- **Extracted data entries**
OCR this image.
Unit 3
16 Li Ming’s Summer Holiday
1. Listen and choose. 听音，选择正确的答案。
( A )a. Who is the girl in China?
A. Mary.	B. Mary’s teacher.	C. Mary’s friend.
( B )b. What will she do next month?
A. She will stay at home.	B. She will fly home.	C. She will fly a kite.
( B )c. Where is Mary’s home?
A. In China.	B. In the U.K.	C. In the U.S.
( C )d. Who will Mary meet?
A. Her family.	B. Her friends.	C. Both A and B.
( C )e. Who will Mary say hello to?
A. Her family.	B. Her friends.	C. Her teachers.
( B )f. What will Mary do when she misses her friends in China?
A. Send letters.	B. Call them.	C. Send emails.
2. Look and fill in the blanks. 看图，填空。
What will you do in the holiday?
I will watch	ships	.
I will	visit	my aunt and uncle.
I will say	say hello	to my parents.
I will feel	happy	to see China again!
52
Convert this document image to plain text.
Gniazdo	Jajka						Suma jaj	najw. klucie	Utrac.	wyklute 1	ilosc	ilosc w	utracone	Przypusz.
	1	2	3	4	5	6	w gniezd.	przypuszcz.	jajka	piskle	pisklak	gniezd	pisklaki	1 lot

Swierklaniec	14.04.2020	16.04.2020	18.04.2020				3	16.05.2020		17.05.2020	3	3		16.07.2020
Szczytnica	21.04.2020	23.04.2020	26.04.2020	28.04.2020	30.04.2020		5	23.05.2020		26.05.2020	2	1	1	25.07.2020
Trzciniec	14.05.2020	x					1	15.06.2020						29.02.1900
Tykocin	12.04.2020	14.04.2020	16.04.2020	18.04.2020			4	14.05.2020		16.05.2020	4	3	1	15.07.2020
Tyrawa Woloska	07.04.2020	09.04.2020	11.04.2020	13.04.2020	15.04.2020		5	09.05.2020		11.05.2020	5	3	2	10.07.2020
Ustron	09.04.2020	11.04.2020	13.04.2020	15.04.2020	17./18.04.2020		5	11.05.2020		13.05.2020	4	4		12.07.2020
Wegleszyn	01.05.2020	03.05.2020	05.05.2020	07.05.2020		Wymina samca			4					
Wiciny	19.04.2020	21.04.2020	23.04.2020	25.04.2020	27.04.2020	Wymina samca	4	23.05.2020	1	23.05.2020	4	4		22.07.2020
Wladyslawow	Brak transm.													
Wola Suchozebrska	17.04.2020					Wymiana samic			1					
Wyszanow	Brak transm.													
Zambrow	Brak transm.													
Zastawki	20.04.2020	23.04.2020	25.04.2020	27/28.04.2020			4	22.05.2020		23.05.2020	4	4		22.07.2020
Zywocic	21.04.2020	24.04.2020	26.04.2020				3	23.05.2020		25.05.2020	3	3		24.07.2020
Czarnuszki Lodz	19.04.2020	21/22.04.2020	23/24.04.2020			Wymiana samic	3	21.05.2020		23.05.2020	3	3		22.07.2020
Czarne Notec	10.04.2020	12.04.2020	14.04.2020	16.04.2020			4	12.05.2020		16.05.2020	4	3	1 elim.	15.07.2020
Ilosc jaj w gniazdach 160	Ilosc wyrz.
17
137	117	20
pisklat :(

- **AIM**
Give the number of lines above in which the word "samic" occurs, with nothing else.

- **TASK SOLUTION**
2